#### Work required:
Find every line in the records below that holds the word "JSON", and copy it out.

#### Provided data:
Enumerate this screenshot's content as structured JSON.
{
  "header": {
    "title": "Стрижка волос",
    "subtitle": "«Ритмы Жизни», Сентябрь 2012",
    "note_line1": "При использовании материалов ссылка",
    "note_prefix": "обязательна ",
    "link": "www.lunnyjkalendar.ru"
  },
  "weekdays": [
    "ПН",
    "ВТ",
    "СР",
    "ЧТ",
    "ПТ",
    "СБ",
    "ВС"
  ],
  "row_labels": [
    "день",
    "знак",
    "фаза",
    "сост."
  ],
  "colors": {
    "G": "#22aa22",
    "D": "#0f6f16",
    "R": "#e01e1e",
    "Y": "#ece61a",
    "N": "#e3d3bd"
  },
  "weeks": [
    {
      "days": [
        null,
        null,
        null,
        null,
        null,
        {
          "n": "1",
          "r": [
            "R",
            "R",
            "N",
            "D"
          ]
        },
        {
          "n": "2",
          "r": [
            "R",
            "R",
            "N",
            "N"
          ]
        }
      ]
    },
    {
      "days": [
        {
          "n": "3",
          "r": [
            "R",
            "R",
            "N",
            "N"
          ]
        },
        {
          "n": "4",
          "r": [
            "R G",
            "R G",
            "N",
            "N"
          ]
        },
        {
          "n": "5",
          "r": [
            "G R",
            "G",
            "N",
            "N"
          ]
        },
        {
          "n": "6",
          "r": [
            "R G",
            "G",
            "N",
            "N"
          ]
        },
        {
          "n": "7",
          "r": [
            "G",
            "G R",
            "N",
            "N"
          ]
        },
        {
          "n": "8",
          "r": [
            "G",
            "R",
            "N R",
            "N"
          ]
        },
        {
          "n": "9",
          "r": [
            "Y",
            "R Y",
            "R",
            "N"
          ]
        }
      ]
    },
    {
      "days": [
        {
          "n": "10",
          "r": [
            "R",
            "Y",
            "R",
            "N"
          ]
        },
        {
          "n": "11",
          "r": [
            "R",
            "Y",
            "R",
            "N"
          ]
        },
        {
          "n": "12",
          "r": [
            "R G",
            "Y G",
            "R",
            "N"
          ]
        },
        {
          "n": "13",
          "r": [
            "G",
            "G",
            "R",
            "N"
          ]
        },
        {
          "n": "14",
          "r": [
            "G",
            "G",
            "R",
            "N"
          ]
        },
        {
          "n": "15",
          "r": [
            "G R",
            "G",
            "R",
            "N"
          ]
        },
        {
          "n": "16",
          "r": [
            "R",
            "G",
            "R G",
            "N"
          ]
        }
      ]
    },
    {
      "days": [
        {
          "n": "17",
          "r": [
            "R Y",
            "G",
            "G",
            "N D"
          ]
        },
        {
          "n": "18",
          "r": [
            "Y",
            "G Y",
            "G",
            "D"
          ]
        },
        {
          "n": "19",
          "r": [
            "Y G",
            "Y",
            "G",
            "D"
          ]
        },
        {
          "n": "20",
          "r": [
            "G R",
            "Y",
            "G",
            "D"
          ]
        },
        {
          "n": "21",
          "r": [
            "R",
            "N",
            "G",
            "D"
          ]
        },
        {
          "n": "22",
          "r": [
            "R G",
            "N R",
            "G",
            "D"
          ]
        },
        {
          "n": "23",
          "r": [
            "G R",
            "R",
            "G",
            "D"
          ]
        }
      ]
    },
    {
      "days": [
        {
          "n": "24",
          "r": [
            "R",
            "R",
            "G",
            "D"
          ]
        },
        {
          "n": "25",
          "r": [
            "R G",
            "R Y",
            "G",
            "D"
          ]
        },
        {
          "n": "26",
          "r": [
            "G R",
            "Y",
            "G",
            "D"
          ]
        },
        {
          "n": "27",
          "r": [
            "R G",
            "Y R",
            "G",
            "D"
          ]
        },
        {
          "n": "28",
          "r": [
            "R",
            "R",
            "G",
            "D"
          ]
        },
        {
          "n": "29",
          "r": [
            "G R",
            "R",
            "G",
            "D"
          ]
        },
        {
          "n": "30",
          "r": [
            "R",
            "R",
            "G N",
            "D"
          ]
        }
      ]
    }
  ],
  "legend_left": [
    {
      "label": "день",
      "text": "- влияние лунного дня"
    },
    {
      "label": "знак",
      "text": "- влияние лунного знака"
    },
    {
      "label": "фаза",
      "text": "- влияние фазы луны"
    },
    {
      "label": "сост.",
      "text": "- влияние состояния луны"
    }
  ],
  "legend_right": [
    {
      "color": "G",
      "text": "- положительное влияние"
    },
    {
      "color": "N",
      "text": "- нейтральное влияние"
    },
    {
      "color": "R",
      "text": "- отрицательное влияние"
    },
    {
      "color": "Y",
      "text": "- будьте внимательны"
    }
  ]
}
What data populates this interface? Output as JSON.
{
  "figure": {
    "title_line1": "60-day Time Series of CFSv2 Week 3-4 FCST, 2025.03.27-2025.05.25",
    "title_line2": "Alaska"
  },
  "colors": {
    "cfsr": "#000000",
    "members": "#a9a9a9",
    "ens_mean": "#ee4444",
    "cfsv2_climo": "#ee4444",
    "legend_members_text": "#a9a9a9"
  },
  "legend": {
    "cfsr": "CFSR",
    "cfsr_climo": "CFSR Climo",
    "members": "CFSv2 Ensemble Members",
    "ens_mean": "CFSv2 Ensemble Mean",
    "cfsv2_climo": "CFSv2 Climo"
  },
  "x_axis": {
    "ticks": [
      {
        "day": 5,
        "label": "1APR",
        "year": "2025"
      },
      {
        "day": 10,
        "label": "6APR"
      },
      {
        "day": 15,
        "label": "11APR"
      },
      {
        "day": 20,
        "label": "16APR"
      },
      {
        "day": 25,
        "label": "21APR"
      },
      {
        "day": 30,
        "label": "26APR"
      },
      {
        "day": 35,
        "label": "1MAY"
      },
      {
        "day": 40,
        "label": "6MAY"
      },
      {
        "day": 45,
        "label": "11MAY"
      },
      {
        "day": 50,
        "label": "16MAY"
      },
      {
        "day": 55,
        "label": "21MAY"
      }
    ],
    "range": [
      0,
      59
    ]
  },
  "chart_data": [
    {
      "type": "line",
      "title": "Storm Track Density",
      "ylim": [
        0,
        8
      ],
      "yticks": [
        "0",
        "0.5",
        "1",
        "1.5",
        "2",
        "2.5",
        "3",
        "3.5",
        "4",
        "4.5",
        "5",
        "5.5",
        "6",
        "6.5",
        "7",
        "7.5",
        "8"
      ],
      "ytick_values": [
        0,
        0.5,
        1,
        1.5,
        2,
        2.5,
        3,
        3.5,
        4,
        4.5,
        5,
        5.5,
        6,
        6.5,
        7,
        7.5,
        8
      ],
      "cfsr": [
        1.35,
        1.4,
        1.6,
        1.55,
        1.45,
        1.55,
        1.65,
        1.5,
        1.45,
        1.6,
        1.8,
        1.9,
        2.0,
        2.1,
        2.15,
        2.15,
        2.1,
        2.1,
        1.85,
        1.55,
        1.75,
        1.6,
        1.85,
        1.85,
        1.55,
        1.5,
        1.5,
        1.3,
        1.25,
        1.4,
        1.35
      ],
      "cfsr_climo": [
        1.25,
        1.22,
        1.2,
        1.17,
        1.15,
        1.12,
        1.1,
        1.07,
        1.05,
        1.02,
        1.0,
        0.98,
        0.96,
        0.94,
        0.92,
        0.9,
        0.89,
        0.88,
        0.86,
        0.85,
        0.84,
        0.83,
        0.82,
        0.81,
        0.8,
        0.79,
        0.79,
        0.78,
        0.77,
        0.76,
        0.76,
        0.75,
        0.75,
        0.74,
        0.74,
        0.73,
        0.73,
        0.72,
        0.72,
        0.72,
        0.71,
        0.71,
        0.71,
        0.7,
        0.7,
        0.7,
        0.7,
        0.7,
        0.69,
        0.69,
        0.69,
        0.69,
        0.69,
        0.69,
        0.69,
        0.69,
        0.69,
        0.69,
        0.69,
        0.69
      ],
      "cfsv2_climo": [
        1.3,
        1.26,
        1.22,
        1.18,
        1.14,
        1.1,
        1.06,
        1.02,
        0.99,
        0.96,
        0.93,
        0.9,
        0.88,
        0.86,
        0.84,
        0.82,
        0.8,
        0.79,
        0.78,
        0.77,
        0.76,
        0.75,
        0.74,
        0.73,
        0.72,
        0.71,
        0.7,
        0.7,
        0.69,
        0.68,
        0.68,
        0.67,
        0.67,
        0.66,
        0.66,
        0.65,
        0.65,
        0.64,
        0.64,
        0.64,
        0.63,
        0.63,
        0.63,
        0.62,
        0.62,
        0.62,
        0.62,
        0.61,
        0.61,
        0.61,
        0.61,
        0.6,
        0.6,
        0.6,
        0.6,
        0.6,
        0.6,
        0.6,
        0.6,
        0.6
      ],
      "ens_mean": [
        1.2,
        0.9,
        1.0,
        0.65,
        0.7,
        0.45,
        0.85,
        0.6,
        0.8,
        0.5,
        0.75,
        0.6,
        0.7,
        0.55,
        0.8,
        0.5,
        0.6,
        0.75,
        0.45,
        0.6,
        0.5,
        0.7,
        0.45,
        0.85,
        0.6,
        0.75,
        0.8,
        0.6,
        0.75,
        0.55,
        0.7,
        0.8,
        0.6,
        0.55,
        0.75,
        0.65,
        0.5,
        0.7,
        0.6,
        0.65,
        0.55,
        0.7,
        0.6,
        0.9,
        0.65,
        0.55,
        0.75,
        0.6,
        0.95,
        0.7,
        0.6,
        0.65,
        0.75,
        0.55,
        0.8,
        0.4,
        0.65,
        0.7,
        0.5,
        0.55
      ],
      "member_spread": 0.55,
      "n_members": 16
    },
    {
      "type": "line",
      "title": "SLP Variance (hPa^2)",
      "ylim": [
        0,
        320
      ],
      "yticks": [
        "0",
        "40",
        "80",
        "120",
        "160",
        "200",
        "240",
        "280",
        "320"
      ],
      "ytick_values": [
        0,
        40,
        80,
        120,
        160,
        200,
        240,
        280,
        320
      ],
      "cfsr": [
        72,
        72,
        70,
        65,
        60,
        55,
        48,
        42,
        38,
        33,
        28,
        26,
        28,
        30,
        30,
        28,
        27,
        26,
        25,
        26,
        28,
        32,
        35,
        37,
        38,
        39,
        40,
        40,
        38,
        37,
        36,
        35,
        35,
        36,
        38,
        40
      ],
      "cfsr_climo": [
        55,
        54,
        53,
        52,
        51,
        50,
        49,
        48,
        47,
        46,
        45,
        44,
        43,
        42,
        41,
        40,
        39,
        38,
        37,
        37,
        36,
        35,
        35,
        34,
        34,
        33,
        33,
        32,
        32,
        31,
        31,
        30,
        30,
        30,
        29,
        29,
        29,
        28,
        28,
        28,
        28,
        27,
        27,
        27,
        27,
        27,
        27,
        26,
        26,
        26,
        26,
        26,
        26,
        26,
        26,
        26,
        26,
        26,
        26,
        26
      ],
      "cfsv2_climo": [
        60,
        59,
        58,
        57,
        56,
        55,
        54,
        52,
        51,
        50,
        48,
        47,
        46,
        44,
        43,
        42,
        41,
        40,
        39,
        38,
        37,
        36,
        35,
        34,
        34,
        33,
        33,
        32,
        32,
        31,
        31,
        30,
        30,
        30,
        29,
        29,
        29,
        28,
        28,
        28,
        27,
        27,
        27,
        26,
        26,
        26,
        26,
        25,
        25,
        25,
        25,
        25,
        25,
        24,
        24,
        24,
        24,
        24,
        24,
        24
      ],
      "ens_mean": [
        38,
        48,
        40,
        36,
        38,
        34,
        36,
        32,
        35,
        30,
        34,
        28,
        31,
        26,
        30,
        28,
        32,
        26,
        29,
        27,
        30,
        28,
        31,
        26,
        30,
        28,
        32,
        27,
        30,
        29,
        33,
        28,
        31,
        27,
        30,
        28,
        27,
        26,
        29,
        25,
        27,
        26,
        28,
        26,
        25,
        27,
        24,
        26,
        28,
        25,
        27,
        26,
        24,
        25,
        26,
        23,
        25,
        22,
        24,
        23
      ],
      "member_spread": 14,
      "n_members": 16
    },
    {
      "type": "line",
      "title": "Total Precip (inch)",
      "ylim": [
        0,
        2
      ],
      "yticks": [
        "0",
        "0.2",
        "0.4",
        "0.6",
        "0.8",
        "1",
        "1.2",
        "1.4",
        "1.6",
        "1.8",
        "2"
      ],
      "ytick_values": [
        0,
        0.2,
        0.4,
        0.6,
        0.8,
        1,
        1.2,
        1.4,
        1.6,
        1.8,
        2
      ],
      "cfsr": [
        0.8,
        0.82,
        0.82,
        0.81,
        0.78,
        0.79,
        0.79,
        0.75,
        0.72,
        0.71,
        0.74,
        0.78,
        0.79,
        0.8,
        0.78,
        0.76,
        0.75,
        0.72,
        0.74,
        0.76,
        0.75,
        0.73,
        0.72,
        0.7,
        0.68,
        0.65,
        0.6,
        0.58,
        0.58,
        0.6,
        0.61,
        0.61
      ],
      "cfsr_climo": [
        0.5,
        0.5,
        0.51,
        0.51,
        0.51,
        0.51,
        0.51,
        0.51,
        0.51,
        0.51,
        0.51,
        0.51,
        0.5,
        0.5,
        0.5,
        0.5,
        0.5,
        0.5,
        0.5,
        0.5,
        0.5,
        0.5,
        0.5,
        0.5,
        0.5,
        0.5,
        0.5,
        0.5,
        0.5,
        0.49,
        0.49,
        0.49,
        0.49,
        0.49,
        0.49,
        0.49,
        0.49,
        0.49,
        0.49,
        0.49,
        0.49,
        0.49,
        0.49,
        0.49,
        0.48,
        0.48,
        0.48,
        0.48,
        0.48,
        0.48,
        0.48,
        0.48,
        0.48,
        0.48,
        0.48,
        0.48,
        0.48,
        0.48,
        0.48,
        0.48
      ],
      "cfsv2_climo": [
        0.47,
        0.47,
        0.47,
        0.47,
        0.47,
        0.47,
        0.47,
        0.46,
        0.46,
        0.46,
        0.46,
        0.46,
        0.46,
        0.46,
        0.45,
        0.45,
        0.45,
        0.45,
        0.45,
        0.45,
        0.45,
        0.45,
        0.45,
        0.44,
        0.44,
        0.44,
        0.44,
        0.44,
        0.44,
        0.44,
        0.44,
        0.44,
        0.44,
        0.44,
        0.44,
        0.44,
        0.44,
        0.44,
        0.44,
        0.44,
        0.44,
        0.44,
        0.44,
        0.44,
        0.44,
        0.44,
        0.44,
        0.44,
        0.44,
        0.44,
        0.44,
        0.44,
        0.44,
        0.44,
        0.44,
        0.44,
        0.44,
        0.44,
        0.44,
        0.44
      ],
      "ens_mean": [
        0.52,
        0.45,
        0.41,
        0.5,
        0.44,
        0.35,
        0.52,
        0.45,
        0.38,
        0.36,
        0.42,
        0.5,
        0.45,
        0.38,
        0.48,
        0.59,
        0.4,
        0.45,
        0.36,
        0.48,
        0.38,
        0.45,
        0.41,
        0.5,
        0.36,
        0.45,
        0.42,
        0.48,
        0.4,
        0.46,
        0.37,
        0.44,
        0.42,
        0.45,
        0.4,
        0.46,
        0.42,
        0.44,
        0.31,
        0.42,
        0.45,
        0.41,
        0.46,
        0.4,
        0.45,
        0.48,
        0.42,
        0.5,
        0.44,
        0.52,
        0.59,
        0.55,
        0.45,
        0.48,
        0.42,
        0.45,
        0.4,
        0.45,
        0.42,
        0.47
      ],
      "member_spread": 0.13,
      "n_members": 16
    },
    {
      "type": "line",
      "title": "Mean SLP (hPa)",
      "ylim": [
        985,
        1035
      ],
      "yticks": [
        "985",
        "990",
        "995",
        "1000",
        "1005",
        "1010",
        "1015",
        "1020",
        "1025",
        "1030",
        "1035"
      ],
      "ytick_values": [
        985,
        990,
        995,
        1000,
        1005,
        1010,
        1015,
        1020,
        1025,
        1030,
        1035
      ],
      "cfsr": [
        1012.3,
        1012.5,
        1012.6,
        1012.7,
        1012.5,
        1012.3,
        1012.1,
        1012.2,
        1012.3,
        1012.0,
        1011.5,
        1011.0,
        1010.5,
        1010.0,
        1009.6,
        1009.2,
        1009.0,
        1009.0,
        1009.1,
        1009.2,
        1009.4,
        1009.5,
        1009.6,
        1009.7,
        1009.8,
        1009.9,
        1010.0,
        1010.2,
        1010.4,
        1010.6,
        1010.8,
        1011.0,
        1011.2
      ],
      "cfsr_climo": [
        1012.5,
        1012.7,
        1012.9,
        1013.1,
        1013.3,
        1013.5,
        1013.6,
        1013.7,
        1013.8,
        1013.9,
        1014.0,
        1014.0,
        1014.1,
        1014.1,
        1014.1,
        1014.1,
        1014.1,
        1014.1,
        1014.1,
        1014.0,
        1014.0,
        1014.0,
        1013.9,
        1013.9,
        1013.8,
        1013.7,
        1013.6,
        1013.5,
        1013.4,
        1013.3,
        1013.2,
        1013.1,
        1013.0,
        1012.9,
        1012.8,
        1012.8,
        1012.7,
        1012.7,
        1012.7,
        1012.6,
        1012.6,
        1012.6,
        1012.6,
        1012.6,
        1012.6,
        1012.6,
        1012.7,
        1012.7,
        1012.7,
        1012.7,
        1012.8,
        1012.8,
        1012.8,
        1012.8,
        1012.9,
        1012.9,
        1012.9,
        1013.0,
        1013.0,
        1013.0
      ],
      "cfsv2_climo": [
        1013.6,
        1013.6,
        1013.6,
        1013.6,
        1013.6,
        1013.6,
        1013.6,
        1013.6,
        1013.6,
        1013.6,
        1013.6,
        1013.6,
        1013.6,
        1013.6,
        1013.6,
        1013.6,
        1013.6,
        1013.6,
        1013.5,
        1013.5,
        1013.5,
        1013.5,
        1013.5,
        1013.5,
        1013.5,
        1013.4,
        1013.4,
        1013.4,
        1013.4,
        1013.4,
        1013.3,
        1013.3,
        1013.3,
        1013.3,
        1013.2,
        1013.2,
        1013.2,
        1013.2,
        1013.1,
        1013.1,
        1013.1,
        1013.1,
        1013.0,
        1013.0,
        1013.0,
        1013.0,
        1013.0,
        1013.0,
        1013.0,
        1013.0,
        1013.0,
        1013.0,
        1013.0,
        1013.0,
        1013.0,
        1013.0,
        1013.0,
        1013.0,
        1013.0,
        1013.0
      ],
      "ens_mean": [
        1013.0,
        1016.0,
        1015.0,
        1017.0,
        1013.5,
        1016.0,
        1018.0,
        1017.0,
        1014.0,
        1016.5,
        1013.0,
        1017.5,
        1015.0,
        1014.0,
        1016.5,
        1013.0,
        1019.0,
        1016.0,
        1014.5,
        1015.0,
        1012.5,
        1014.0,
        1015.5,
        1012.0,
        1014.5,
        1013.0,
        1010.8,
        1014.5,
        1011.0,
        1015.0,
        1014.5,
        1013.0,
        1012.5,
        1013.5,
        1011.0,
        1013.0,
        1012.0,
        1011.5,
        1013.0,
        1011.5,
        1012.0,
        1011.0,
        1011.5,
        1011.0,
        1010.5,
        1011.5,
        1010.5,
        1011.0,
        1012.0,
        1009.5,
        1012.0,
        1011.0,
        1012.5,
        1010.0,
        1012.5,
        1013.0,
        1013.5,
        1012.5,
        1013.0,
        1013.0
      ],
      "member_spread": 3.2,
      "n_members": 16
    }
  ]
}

#### Completed exercise:
Enumerate this screenshot's content as structured JSON.
What data populates this interface? Output as JSON.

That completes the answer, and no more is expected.